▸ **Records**
*****
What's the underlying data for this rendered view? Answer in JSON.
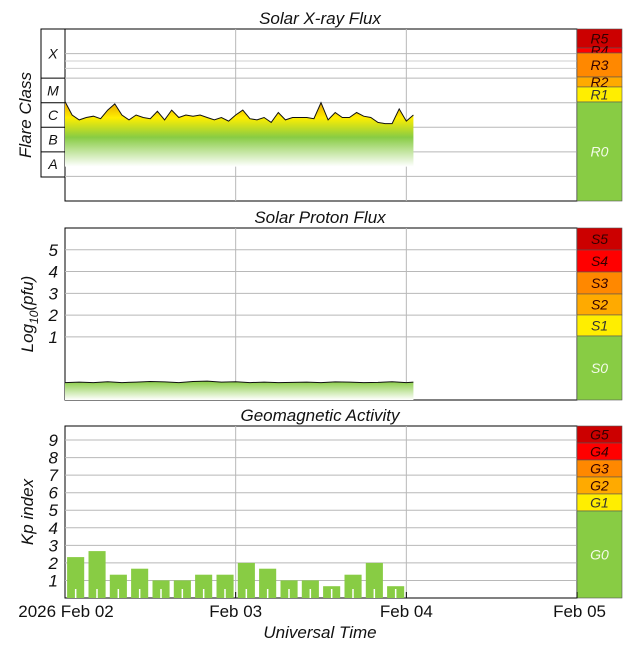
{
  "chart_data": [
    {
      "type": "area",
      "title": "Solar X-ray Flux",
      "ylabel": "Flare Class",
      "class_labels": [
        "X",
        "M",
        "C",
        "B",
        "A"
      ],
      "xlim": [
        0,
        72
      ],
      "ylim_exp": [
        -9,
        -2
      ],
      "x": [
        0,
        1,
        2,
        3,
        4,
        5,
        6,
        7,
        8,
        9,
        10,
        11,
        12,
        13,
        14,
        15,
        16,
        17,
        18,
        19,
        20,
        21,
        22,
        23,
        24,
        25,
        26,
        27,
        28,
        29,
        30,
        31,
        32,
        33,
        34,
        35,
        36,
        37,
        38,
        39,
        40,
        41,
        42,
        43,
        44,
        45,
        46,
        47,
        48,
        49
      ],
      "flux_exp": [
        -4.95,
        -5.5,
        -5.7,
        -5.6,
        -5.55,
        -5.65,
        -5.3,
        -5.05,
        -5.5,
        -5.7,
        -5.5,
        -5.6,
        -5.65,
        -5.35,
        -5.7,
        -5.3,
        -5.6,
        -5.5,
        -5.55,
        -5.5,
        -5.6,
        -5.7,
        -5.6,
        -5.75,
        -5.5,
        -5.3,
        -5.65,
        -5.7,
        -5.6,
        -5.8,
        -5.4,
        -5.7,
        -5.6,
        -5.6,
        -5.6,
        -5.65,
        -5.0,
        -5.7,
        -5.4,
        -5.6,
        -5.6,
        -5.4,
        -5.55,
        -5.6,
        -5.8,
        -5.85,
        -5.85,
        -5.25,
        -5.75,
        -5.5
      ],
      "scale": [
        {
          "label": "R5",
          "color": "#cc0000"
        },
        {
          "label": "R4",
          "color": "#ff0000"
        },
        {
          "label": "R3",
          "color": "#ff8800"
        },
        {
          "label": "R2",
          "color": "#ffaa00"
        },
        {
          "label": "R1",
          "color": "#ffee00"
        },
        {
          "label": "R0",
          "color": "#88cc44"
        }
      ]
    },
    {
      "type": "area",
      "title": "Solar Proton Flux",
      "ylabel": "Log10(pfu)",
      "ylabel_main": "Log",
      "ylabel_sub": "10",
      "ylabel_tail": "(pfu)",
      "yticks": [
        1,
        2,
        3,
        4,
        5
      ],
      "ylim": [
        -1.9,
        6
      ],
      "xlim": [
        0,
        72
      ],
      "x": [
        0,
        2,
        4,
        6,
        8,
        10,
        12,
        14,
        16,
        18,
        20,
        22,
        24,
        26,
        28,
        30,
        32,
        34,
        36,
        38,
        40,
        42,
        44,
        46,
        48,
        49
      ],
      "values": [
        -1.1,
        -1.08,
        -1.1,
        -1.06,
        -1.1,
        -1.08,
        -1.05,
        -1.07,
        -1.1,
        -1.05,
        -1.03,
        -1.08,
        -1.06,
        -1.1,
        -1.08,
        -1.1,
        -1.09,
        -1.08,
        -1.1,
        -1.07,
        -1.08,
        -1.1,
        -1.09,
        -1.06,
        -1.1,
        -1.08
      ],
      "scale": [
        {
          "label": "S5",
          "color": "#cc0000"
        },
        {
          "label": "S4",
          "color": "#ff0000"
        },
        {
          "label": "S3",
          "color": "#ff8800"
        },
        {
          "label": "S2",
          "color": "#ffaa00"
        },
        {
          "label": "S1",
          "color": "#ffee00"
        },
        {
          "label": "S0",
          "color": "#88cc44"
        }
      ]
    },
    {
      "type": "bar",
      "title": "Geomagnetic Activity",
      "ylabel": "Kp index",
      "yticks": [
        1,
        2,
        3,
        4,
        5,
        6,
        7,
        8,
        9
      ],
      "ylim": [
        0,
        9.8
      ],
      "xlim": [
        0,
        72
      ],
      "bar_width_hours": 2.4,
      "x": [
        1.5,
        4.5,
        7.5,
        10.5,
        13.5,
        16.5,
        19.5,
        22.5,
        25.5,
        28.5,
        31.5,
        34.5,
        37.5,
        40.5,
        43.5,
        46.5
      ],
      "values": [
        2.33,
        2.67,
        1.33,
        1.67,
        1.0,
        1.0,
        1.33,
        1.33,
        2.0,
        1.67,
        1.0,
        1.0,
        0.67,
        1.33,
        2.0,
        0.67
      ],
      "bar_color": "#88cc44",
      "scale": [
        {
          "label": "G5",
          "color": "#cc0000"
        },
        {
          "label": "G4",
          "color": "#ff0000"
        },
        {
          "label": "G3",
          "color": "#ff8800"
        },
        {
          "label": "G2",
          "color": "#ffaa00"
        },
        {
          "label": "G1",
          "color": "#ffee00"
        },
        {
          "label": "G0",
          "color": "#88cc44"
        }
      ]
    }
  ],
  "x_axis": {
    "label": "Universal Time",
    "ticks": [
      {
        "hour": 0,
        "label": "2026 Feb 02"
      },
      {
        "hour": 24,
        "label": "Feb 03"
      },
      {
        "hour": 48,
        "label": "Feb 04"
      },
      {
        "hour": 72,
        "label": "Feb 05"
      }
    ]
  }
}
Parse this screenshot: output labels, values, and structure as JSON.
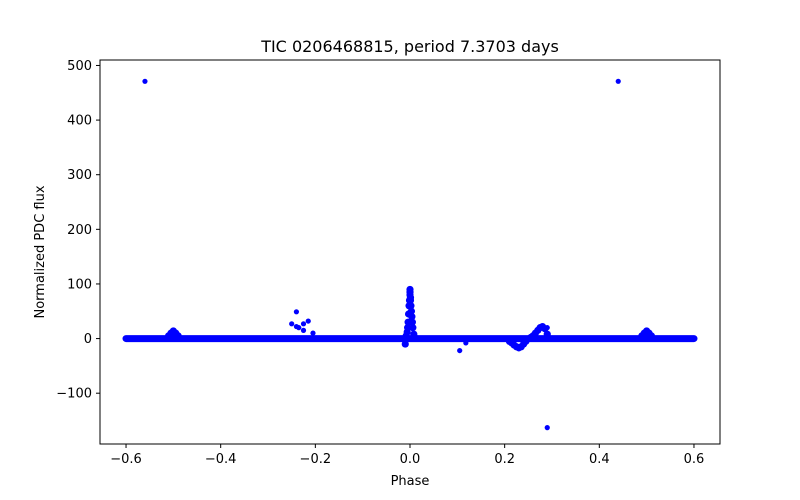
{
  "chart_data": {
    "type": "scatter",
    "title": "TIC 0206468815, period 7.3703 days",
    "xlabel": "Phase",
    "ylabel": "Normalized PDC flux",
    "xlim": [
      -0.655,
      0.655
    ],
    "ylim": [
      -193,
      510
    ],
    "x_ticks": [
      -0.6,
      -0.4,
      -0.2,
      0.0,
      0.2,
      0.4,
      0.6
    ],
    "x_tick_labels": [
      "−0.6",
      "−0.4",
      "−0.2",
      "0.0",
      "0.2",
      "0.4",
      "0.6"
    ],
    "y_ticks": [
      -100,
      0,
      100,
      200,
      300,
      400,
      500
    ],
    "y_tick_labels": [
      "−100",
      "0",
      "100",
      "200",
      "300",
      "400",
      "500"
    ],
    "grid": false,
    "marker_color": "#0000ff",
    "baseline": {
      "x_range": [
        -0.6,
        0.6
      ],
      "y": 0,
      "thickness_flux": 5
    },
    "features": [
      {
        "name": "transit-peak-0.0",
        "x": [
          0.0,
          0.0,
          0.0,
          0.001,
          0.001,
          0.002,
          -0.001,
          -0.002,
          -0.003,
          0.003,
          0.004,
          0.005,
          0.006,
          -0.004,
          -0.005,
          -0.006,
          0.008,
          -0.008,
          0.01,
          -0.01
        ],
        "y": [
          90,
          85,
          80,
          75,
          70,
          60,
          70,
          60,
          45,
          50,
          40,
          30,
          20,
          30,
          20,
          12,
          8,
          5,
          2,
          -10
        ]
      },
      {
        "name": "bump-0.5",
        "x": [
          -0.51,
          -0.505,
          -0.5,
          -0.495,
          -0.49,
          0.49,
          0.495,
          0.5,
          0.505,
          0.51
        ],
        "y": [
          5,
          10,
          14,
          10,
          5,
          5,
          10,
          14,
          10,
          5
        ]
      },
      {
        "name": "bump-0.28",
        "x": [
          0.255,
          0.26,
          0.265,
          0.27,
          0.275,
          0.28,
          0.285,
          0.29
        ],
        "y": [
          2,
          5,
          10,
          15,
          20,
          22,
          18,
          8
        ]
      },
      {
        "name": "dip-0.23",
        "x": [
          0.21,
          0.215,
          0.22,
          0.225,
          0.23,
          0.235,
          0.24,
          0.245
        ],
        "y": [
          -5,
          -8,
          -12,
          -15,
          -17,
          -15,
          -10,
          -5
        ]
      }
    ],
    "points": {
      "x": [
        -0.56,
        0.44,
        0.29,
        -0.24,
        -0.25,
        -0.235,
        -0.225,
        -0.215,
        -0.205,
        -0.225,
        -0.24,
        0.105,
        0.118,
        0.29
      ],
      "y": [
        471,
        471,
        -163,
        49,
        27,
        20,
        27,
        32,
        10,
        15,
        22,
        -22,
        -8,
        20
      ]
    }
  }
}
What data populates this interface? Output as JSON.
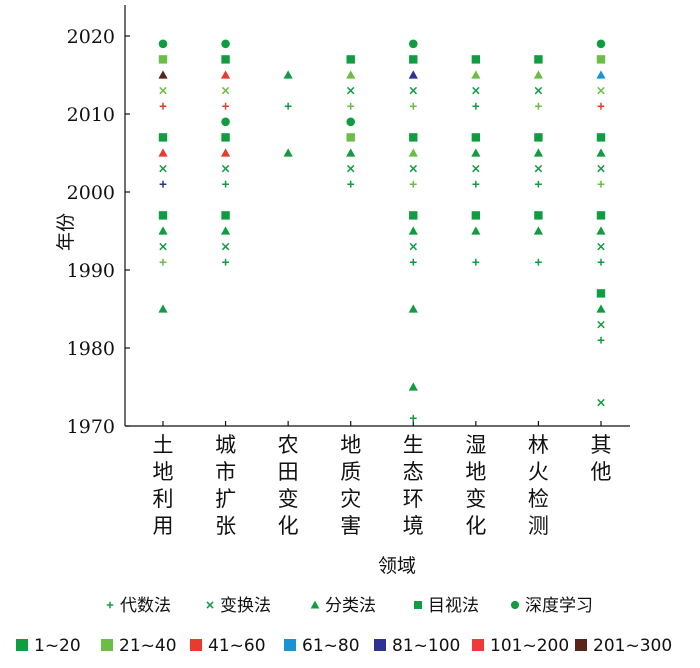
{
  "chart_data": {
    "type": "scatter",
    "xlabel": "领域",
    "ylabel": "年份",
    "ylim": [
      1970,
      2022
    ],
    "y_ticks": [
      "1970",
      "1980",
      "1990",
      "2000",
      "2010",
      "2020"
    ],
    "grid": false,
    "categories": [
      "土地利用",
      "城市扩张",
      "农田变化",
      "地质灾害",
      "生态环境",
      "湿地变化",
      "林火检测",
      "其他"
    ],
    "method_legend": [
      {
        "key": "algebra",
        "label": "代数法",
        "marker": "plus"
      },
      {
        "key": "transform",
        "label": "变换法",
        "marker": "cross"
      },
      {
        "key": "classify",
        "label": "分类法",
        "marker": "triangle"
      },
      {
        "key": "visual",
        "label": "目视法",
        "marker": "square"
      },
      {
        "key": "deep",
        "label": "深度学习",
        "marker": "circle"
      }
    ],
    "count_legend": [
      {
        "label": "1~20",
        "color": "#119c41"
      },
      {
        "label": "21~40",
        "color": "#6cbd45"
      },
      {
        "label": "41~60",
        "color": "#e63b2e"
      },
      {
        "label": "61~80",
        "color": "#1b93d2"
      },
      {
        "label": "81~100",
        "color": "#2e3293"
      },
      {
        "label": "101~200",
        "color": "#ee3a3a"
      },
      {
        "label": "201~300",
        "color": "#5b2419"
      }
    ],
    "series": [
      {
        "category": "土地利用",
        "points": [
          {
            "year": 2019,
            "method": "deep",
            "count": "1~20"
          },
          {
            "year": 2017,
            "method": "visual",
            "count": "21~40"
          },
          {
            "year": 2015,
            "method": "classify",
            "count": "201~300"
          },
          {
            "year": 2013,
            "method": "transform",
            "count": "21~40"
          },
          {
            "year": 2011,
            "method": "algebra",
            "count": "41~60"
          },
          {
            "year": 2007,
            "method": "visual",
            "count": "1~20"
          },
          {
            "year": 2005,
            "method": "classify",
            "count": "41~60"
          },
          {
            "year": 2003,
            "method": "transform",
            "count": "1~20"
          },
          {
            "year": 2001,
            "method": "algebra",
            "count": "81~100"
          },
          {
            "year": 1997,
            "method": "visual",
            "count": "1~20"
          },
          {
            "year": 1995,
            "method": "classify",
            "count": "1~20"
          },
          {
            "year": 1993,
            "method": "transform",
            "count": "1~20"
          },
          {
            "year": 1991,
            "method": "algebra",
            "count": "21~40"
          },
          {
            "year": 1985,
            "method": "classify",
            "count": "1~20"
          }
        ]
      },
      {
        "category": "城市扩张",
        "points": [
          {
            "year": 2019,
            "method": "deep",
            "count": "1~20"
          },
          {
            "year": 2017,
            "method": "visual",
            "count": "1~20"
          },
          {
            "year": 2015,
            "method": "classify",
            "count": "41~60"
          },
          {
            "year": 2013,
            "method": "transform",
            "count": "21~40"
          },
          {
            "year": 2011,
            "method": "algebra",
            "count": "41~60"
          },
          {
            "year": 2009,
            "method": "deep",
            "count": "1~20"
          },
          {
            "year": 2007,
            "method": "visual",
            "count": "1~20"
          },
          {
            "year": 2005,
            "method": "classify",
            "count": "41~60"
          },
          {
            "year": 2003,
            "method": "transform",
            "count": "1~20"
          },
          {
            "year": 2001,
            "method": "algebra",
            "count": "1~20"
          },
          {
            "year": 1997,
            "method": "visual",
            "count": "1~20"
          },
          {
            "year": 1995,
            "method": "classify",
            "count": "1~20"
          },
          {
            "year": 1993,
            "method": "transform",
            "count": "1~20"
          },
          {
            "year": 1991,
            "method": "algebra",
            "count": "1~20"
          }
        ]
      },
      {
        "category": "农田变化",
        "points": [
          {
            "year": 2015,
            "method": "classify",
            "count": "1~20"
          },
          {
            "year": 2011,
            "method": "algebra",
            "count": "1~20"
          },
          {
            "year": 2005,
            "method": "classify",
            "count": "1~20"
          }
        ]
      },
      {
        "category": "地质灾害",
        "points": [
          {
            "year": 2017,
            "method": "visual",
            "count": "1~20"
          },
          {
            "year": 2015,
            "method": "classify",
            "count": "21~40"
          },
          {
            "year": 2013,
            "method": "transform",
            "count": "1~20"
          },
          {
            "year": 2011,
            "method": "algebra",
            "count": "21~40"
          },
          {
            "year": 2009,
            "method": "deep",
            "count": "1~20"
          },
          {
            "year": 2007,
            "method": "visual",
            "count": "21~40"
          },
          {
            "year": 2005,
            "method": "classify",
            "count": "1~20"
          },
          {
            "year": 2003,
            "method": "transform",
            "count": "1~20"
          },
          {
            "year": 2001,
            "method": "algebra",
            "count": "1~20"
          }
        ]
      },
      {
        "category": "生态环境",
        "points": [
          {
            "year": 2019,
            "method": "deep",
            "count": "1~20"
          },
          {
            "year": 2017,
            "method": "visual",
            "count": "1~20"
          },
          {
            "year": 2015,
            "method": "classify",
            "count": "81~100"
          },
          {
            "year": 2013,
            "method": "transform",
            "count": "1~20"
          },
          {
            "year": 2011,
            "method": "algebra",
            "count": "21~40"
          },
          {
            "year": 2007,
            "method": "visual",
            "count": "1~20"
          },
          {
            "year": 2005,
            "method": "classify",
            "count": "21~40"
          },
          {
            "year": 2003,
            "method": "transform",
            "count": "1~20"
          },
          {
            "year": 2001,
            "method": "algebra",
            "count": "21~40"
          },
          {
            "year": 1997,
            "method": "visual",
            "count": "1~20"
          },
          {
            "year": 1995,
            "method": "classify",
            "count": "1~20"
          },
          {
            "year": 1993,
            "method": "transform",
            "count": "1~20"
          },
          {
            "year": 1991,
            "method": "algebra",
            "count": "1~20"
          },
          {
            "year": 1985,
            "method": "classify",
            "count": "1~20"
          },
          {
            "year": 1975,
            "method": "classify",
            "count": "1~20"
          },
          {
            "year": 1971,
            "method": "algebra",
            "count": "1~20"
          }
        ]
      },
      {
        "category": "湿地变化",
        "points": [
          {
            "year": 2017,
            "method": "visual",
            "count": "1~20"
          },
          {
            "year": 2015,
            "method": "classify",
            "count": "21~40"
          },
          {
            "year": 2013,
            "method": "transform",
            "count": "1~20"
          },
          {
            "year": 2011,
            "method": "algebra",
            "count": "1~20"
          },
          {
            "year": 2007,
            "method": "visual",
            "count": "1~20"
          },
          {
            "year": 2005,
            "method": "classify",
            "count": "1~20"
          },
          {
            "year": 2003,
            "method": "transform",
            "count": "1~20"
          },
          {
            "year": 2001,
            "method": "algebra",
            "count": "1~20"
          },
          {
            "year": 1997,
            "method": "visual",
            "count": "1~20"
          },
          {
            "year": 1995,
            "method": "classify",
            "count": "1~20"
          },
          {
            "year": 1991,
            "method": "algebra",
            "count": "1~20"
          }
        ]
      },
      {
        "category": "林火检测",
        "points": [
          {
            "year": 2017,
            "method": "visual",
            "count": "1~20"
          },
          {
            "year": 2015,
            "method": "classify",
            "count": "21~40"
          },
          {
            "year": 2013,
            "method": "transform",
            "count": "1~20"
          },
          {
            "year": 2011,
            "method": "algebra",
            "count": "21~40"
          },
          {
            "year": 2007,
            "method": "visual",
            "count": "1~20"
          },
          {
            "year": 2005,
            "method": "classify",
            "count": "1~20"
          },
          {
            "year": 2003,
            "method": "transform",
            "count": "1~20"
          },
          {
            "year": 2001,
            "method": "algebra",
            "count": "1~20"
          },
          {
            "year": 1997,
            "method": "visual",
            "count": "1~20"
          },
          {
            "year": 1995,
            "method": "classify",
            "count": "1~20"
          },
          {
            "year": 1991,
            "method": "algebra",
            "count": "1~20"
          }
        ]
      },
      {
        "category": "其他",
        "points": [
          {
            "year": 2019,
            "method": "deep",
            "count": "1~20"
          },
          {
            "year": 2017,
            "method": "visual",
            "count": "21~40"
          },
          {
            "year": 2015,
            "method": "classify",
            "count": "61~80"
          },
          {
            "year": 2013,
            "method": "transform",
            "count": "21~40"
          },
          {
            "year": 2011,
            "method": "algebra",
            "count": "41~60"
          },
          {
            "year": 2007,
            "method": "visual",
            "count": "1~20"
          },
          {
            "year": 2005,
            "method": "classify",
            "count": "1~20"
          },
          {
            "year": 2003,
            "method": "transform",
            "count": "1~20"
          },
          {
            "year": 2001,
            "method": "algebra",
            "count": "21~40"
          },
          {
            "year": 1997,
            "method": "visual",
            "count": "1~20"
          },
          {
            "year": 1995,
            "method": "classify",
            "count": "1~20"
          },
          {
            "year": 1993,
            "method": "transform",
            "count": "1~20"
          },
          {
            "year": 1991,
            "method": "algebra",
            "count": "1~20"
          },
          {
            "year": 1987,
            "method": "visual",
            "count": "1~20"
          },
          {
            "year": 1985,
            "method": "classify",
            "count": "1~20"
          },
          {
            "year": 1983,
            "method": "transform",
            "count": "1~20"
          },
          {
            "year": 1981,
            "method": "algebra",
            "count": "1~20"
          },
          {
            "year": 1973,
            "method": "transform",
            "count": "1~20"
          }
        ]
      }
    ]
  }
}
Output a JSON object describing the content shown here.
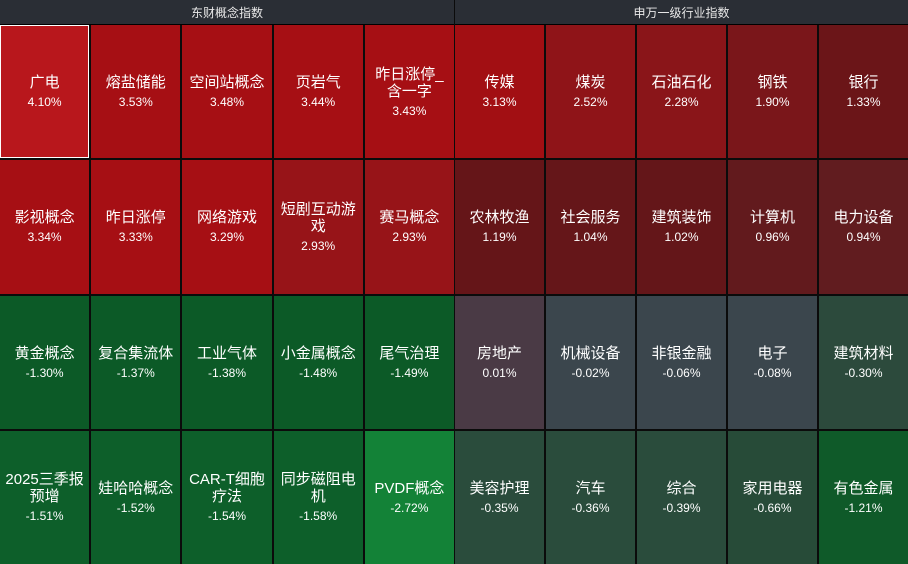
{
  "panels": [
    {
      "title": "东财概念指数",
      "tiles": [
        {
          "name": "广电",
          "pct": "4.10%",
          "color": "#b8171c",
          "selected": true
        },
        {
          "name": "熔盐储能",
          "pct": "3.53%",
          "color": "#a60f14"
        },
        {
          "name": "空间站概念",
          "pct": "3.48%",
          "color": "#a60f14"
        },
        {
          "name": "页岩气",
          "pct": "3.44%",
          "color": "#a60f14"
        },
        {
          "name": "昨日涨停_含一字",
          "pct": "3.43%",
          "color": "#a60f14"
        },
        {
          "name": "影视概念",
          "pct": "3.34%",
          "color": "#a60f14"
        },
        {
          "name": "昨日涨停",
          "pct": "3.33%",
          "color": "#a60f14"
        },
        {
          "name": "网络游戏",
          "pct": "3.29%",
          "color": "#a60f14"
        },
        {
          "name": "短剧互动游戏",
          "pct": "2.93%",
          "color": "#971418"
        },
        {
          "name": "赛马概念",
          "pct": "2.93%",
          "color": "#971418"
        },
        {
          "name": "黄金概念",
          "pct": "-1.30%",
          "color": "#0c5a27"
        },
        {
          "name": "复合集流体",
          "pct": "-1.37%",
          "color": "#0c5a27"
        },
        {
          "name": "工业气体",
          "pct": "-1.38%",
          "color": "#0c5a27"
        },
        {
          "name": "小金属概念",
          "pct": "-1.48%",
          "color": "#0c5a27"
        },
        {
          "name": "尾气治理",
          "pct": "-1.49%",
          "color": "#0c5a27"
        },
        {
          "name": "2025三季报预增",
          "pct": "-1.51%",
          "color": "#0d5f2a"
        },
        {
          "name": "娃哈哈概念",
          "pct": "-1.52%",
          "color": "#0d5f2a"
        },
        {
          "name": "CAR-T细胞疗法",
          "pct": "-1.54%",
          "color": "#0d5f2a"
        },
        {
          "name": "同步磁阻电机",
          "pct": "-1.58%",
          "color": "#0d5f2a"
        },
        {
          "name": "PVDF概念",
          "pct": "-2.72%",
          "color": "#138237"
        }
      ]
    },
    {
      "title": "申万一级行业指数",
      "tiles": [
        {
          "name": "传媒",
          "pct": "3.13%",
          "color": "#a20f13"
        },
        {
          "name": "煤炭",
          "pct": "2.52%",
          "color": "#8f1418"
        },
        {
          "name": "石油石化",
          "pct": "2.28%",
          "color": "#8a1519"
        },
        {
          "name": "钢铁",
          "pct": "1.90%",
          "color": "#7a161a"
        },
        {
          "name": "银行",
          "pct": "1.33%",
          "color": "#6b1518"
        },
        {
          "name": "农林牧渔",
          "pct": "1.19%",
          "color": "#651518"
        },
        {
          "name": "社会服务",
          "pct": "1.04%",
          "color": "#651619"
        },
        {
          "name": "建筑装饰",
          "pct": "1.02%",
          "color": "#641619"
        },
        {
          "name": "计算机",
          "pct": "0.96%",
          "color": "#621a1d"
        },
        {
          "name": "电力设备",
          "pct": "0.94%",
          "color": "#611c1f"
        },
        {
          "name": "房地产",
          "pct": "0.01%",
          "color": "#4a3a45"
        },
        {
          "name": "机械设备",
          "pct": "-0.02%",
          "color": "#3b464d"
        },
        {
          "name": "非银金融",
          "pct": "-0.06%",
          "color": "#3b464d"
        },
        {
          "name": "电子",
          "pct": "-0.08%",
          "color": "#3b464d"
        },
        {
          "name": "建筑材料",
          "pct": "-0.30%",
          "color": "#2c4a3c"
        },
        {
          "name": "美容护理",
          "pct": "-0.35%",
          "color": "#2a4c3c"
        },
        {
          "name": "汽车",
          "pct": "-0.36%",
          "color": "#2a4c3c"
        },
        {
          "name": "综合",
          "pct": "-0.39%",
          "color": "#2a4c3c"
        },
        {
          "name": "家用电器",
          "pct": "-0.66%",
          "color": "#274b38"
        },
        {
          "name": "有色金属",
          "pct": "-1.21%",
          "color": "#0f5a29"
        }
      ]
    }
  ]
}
*****
Identify every line above with the string "Solar" in it. Copy those lines.

▸ **Exercise result**
      "title": "Solar X-ray Flux",
      "title": "Solar Proton Flux",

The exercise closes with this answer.